- [Task objective]:
Return the records exactly as they are.

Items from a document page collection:
##############################
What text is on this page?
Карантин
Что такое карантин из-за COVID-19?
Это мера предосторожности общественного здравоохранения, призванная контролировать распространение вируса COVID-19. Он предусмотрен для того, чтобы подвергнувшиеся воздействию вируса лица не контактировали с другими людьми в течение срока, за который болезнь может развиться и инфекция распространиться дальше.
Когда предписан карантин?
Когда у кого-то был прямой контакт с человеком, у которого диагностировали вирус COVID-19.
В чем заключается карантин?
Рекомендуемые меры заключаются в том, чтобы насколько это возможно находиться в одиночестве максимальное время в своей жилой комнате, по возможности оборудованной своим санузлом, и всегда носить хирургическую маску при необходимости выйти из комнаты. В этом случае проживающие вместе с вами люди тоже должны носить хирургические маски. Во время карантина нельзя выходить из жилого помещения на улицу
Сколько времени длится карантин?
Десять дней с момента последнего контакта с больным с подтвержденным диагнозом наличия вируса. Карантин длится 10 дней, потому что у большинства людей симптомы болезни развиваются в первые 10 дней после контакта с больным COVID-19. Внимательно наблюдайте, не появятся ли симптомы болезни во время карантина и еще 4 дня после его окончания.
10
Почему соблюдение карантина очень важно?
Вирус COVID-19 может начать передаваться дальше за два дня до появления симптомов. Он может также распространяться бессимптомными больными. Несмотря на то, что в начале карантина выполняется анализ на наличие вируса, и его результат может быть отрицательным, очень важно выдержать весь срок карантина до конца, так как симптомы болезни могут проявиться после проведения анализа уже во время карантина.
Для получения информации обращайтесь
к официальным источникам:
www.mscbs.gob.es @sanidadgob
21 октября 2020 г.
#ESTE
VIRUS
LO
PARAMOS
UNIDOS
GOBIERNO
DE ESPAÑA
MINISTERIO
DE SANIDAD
##############################
- [Your solution]:
What text is on this page?
Карантин
Что такое карантин из-за COVID-19?
Это мера предосторожности общественного здравоохранения, призванная контролировать распространение вируса COVID-19. Он предусмотрен для того, чтобы подвергнувшиеся воздействию вируса лица не контактировали с другими людьми в течение срока, за который болезнь может развиться и инфекция распространиться дальше.
Когда предписан карантин?
Когда у кого-то был прямой контакт с человеком, у которого диагностировали вирус COVID-19.
В чем заключается карантин?
Рекомендуемые меры заключаются в том, чтобы насколько это возможно находиться в одиночестве максимальное время в своей жилой комнате, по возможности оборудованной своим санузлом, и всегда носить хирургическую маску при необходимости выйти из комнаты. В этом случае проживающие вместе с вами люди тоже должны носить хирургические маски. Во время карантина нельзя выходить из жилого помещения на улицу
Сколько времени длится карантин?
Десять дней с момента последнего контакта с больным с подтвержденным диагнозом наличия вируса. Карантин длится 10 дней, потому что у большинства людей симптомы болезни развиваются в первые 10 дней после контакта с больным COVID-19. Внимательно наблюдайте, не появятся ли симптомы болезни во время карантина и еще 4 дня после его окончания.
10
Почему соблюдение карантина очень важно?
Вирус COVID-19 может начать передаваться дальше за два дня до появления симптомов. Он может также распространяться бессимптомными больными. Несмотря на то, что в начале карантина выполняется анализ на наличие вируса, и его результат может быть отрицательным, очень важно выдержать весь срок карантина до конца, так как симптомы болезни могут проявиться после проведения анализа уже во время карантина.
Для получения информации обращайтесь
к официальным источникам:
www.mscbs.gob.es @sanidadgob
21 октября 2020 г.
#ESTE
VIRUS
LO
PARAMOS
UNIDOS
GOBIERNO
DE ESPAÑA
MINISTERIO
DE SANIDAD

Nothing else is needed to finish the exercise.